(Stated goal)
Locate the line containing "Output the text content of this document." in the material below. Copy that line and all following lines through the end exactly, omitting any pictures.

[Data entries]
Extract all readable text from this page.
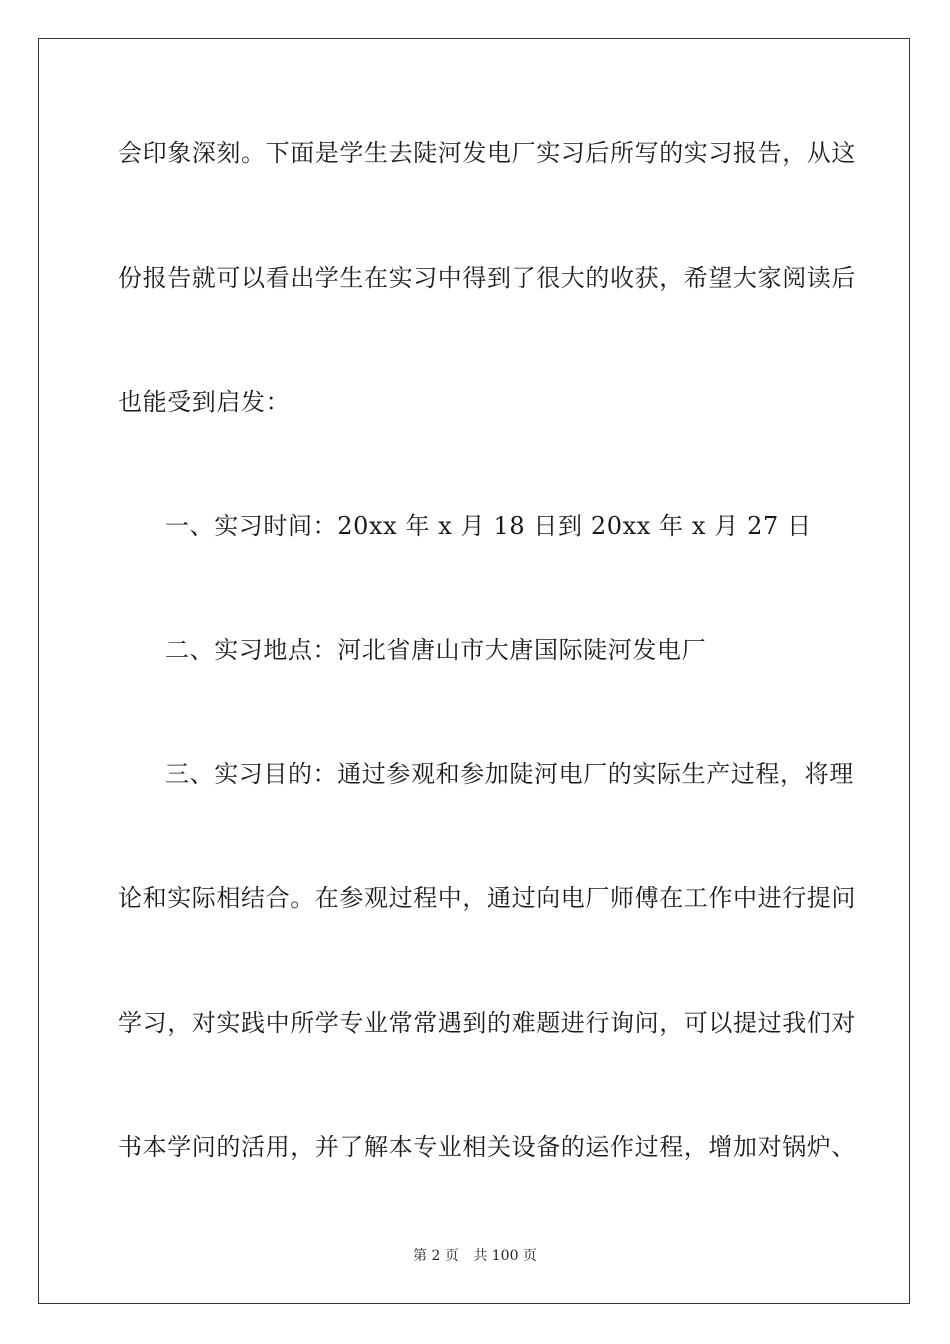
会印象深刻。下面是学生去陡河发电厂实习后所写的实习报告，从这
份报告就可以看出学生在实习中得到了很大的收获，希望大家阅读后
也能受到启发：
一、实习时间：20xx 年 x 月 18 日到 20xx 年 x 月 27 日
二、实习地点：河北省唐山市大唐国际陡河发电厂
三、实习目的：通过参观和参加陡河电厂的实际生产过程，将理
论和实际相结合。在参观过程中，通过向电厂师傅在工作中进行提问
学习，对实践中所学专业常常遇到的难题进行询问，可以提过我们对
书本学问的活用，并了解本专业相关设备的运作过程，增加对锅炉、
第 2 页 共 100 页
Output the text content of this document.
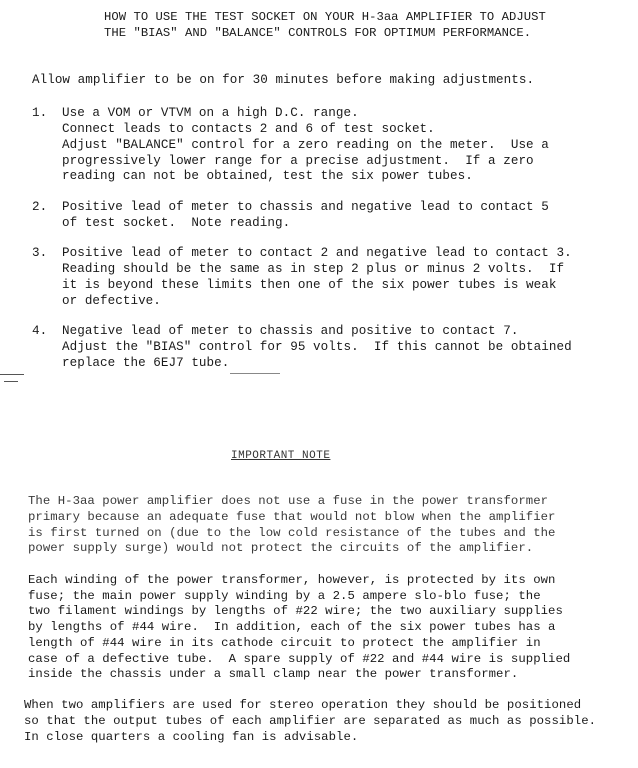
HOW TO USE THE TEST SOCKET ON YOUR H-3aa AMPLIFIER TO ADJUST
THE "BIAS" AND "BALANCE" CONTROLS FOR OPTIMUM PERFORMANCE.
Allow amplifier to be on for 30 minutes before making adjustments.
1. Use a VOM or VTVM on a high D.C. range.
Connect leads to contacts 2 and 6 of test socket.
Adjust "BALANCE" control for a zero reading on the meter.  Use a
progressively lower range for a precise adjustment.  If a zero
reading can not be obtained, test the six power tubes.
2. Positive lead of meter to chassis and negative lead to contact 5
of test socket.  Note reading.
3. Positive lead of meter to contact 2 and negative lead to contact 3.
Reading should be the same as in step 2 plus or minus 2 volts.  If
it is beyond these limits then one of the six power tubes is weak
or defective.
4. Negative lead of meter to chassis and positive to contact 7.
Adjust the "BIAS" control for 95 volts.  If this cannot be obtained
replace the 6EJ7 tube.
IMPORTANT NOTE
The H-3aa power amplifier does not use a fuse in the power transformer
primary because an adequate fuse that would not blow when the amplifier
is first turned on (due to the low cold resistance of the tubes and the
power supply surge) would not protect the circuits of the amplifier.
Each winding of the power transformer, however, is protected by its own
fuse; the main power supply winding by a 2.5 ampere slo-blo fuse; the
two filament windings by lengths of #22 wire; the two auxiliary supplies
by lengths of #44 wire.  In addition, each of the six power tubes has a
length of #44 wire in its cathode circuit to protect the amplifier in
case of a defective tube.  A spare supply of #22 and #44 wire is supplied
inside the chassis under a small clamp near the power transformer.
When two amplifiers are used for stereo operation they should be positioned
so that the output tubes of each amplifier are separated as much as possible.
In close quarters a cooling fan is advisable.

(Exercise result)
Output the text content of this document.
HOW TO USE THE TEST SOCKET ON YOUR H-3aa AMPLIFIER TO ADJUST
THE "BIAS" AND "BALANCE" CONTROLS FOR OPTIMUM PERFORMANCE.
Allow amplifier to be on for 30 minutes before making adjustments.
1. Use a VOM or VTVM on a high D.C. range.
Connect leads to contacts 2 and 6 of test socket.
Adjust "BALANCE" control for a zero reading on the meter.  Use a
progressively lower range for a precise adjustment.  If a zero
reading can not be obtained, test the six power tubes.
2. Positive lead of meter to chassis and negative lead to contact 5
of test socket.  Note reading.
3. Positive lead of meter to contact 2 and negative lead to contact 3.
Reading should be the same as in step 2 plus or minus 2 volts.  If
it is beyond these limits then one of the six power tubes is weak
or defective.
4. Negative lead of meter to chassis and positive to contact 7.
Adjust the "BIAS" control for 95 volts.  If this cannot be obtained
replace the 6EJ7 tube.
IMPORTANT NOTE
The H-3aa power amplifier does not use a fuse in the power transformer
primary because an adequate fuse that would not blow when the amplifier
is first turned on (due to the low cold resistance of the tubes and the
power supply surge) would not protect the circuits of the amplifier.
Each winding of the power transformer, however, is protected by its own
fuse; the main power supply winding by a 2.5 ampere slo-blo fuse; the
two filament windings by lengths of #22 wire; the two auxiliary supplies
by lengths of #44 wire.  In addition, each of the six power tubes has a
length of #44 wire in its cathode circuit to protect the amplifier in
case of a defective tube.  A spare supply of #22 and #44 wire is supplied
inside the chassis under a small clamp near the power transformer.
When two amplifiers are used for stereo operation they should be positioned
so that the output tubes of each amplifier are separated as much as possible.
In close quarters a cooling fan is advisable.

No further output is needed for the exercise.